* _Required task_:
Print the entire listing. Each line must match the original exactly.
>> start
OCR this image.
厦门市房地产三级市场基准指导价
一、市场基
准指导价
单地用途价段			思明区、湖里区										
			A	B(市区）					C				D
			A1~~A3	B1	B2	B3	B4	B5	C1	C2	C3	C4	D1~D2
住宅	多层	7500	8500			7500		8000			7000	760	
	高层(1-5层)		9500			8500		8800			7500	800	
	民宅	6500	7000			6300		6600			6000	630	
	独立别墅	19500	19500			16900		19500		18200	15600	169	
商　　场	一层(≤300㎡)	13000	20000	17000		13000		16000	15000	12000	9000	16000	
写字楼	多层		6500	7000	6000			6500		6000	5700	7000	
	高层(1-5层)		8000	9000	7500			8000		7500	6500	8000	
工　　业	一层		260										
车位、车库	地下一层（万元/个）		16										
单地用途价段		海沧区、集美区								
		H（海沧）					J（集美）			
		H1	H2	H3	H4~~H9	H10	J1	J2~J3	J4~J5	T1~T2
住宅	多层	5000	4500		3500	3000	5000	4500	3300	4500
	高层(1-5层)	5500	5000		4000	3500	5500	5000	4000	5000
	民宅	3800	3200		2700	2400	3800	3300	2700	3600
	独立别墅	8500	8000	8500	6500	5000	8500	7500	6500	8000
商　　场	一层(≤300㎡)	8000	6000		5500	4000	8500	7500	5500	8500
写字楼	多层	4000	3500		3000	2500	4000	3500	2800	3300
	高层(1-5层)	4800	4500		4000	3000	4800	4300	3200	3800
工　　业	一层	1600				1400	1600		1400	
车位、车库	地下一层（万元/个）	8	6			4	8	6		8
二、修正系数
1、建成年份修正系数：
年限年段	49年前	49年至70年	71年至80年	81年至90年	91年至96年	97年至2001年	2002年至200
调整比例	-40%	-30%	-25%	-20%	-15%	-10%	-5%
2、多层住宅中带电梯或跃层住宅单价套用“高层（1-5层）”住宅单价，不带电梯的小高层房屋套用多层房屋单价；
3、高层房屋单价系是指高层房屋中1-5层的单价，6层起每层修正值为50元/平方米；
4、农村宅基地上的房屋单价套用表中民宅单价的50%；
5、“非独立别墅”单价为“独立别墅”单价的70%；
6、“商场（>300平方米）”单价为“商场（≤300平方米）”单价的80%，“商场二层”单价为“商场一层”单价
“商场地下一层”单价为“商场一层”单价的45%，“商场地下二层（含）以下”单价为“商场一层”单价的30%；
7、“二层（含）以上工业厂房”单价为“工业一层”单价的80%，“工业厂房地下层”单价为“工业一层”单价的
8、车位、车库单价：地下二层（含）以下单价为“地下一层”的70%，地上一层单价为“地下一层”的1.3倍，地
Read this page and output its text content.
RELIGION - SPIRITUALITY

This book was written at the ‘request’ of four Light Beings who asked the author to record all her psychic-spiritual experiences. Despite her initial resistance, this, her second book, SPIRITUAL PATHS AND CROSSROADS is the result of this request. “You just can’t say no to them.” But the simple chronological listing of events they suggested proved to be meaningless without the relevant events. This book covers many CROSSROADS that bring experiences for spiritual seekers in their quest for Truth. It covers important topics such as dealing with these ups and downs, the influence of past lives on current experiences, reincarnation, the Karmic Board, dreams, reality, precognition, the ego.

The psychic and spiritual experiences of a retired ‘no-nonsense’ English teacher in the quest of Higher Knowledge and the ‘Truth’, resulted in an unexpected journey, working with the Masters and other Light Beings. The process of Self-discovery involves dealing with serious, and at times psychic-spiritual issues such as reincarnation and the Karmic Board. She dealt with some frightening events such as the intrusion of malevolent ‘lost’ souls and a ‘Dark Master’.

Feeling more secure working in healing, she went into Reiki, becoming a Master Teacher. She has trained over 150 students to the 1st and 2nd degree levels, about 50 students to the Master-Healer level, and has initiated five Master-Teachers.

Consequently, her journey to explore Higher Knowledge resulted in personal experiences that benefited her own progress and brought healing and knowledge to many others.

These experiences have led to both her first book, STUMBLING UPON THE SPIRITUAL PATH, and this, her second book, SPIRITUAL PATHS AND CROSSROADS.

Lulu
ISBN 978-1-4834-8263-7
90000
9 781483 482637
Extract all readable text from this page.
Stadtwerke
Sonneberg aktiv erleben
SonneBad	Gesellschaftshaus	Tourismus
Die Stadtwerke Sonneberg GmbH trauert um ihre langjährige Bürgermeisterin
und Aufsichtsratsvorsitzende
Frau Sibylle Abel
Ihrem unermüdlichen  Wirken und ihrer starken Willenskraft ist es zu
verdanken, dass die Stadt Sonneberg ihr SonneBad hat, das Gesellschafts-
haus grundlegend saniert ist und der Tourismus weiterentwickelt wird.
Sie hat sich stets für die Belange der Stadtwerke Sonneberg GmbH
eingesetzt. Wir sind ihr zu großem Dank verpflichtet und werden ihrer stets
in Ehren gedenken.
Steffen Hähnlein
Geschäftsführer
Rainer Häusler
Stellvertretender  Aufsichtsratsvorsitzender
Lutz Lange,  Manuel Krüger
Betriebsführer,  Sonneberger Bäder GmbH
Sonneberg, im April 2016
>> end
* _Output_:
OCR this image.
厦门市房地产三级市场基准指导价
一、市场基
准指导价
单地用途价段			思明区、湖里区										
			A	B(市区）					C				D
			A1~~A3	B1	B2	B3	B4	B5	C1	C2	C3	C4	D1~D2
住宅	多层	7500	8500			7500		8000			7000	760	
	高层(1-5层)		9500			8500		8800			7500	800	
	民宅	6500	7000			6300		6600			6000	630	
	独立别墅	19500	19500			16900		19500		18200	15600	169	
商　　场	一层(≤300㎡)	13000	20000	17000		13000		16000	15000	12000	9000	16000	
写字楼	多层		6500	7000	6000			6500		6000	5700	7000	
	高层(1-5层)		8000	9000	7500			8000		7500	6500	8000	
工　　业	一层		260										
车位、车库	地下一层（万元/个）		16										
单地用途价段		海沧区、集美区								
		H（海沧）					J（集美）			
		H1	H2	H3	H4~~H9	H10	J1	J2~J3	J4~J5	T1~T2
住宅	多层	5000	4500		3500	3000	5000	4500	3300	4500
	高层(1-5层)	5500	5000		4000	3500	5500	5000	4000	5000
	民宅	3800	3200		2700	2400	3800	3300	2700	3600
	独立别墅	8500	8000	8500	6500	5000	8500	7500	6500	8000
商　　场	一层(≤300㎡)	8000	6000		5500	4000	8500	7500	5500	8500
写字楼	多层	4000	3500		3000	2500	4000	3500	2800	3300
	高层(1-5层)	4800	4500		4000	3000	4800	4300	3200	3800
工　　业	一层	1600				1400	1600		1400	
车位、车库	地下一层（万元/个）	8	6			4	8	6		8
二、修正系数
1、建成年份修正系数：
年限年段	49年前	49年至70年	71年至80年	81年至90年	91年至96年	97年至2001年	2002年至200
调整比例	-40%	-30%	-25%	-20%	-15%	-10%	-5%
2、多层住宅中带电梯或跃层住宅单价套用“高层（1-5层）”住宅单价，不带电梯的小高层房屋套用多层房屋单价；
3、高层房屋单价系是指高层房屋中1-5层的单价，6层起每层修正值为50元/平方米；
4、农村宅基地上的房屋单价套用表中民宅单价的50%；
5、“非独立别墅”单价为“独立别墅”单价的70%；
6、“商场（>300平方米）”单价为“商场（≤300平方米）”单价的80%，“商场二层”单价为“商场一层”单价
“商场地下一层”单价为“商场一层”单价的45%，“商场地下二层（含）以下”单价为“商场一层”单价的30%；
7、“二层（含）以上工业厂房”单价为“工业一层”单价的80%，“工业厂房地下层”单价为“工业一层”单价的
8、车位、车库单价：地下二层（含）以下单价为“地下一层”的70%，地上一层单价为“地下一层”的1.3倍，地
Read this page and output its text content.
RELIGION - SPIRITUALITY

This book was written at the ‘request’ of four Light Beings who asked the author to record all her psychic-spiritual experiences. Despite her initial resistance, this, her second book, SPIRITUAL PATHS AND CROSSROADS is the result of this request. “You just can’t say no to them.” But the simple chronological listing of events they suggested proved to be meaningless without the relevant events. This book covers many CROSSROADS that bring experiences for spiritual seekers in their quest for Truth. It covers important topics such as dealing with these ups and downs, the influence of past lives on current experiences, reincarnation, the Karmic Board, dreams, reality, precognition, the ego.

The psychic and spiritual experiences of a retired ‘no-nonsense’ English teacher in the quest of Higher Knowledge and the ‘Truth’, resulted in an unexpected journey, working with the Masters and other Light Beings. The process of Self-discovery involves dealing with serious, and at times psychic-spiritual issues such as reincarnation and the Karmic Board. She dealt with some frightening events such as the intrusion of malevolent ‘lost’ souls and a ‘Dark Master’.

Feeling more secure working in healing, she went into Reiki, becoming a Master Teacher. She has trained over 150 students to the 1st and 2nd degree levels, about 50 students to the Master-Healer level, and has initiated five Master-Teachers.

Consequently, her journey to explore Higher Knowledge resulted in personal experiences that benefited her own progress and brought healing and knowledge to many others.

These experiences have led to both her first book, STUMBLING UPON THE SPIRITUAL PATH, and this, her second book, SPIRITUAL PATHS AND CROSSROADS.

Lulu
ISBN 978-1-4834-8263-7
90000
9 781483 482637
Extract all readable text from this page.
Stadtwerke
Sonneberg aktiv erleben
SonneBad	Gesellschaftshaus	Tourismus
Die Stadtwerke Sonneberg GmbH trauert um ihre langjährige Bürgermeisterin
und Aufsichtsratsvorsitzende
Frau Sibylle Abel
Ihrem unermüdlichen  Wirken und ihrer starken Willenskraft ist es zu
verdanken, dass die Stadt Sonneberg ihr SonneBad hat, das Gesellschafts-
haus grundlegend saniert ist und der Tourismus weiterentwickelt wird.
Sie hat sich stets für die Belange der Stadtwerke Sonneberg GmbH
eingesetzt. Wir sind ihr zu großem Dank verpflichtet und werden ihrer stets
in Ehren gedenken.
Steffen Hähnlein
Geschäftsführer
Rainer Häusler
Stellvertretender  Aufsichtsratsvorsitzender
Lutz Lange,  Manuel Krüger
Betriebsführer,  Sonneberger Bäder GmbH
Sonneberg, im April 2016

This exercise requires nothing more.